What this task involves: Where a line in the listing contains the string "title", copy that line out.

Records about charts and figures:
********************
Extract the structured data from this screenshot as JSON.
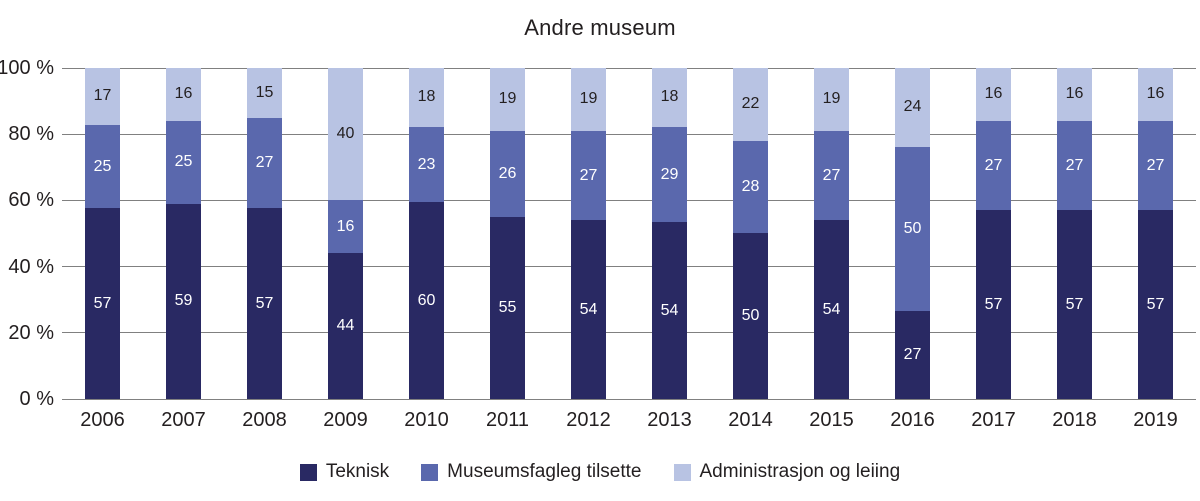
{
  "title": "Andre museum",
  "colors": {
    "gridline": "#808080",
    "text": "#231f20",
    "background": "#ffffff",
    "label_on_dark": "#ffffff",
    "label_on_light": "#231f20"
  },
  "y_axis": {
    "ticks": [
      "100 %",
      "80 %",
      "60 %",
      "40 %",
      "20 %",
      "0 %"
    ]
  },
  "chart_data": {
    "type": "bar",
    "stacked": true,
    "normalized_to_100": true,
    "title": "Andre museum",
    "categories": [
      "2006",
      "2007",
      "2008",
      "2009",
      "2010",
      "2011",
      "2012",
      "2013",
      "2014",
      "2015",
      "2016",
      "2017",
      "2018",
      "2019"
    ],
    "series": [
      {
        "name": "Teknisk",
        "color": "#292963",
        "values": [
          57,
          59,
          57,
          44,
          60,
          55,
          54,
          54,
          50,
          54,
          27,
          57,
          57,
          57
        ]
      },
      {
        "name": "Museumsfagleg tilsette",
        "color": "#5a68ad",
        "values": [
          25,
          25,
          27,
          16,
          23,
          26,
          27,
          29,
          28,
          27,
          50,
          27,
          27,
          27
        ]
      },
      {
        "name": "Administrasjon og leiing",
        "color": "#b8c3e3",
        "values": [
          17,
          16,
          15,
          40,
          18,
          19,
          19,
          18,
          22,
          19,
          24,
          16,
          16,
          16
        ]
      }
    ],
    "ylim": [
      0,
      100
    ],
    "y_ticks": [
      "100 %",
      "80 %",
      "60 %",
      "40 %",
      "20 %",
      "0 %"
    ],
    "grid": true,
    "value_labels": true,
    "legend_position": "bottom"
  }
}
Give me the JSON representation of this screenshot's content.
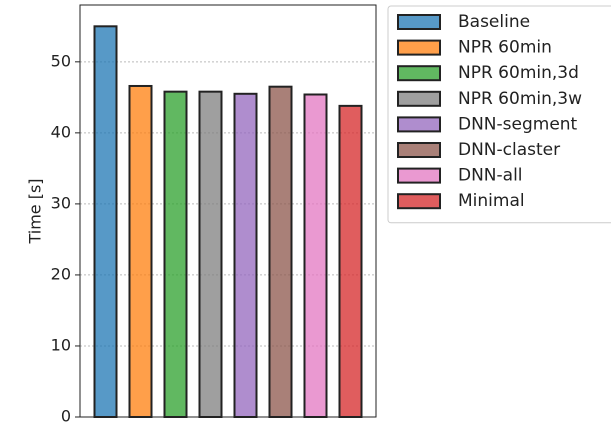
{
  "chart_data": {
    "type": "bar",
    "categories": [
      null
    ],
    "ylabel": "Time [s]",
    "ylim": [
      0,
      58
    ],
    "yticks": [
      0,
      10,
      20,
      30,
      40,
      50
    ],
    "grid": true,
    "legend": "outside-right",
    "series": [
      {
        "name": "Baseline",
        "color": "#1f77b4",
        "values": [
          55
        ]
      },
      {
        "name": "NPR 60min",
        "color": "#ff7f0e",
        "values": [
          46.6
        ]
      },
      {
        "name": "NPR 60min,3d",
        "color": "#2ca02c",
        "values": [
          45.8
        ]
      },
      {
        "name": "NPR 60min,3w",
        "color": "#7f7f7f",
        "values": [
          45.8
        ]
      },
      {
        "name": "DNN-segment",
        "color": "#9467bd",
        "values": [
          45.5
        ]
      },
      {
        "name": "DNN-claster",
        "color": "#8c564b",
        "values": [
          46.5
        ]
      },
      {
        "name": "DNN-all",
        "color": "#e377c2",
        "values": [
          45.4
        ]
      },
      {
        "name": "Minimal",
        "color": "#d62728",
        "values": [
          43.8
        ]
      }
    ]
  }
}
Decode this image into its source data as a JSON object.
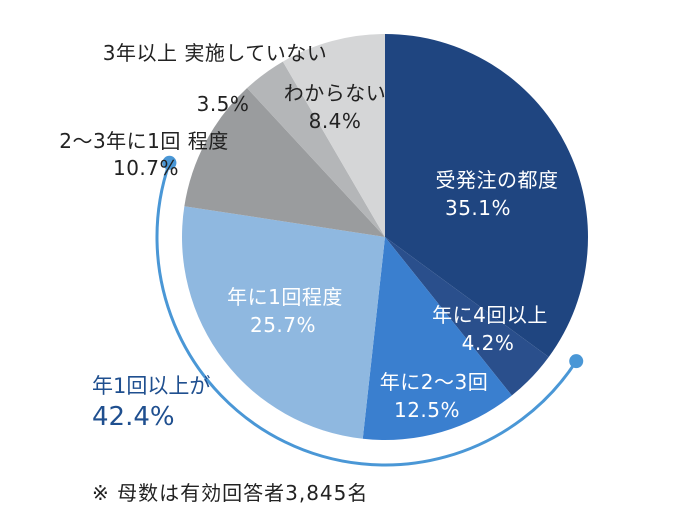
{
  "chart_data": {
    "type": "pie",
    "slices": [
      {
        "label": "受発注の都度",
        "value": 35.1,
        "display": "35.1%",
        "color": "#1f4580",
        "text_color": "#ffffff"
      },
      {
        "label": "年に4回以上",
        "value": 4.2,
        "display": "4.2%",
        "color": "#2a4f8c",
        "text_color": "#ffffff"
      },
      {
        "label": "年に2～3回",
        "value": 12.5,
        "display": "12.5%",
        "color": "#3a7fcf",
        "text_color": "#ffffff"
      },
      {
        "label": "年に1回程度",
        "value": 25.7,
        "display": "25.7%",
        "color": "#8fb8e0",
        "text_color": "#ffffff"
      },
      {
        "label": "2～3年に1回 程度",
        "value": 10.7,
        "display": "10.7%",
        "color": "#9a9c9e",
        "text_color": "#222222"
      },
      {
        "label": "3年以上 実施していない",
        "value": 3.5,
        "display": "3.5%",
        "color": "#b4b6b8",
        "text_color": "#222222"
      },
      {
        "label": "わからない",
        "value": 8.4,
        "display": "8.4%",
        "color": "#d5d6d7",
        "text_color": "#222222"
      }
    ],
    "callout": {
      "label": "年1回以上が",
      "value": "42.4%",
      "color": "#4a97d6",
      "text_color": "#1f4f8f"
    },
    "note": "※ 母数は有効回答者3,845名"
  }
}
********************
Response to this task:
  "title": "Andre museum",
    "title": "Andre museum",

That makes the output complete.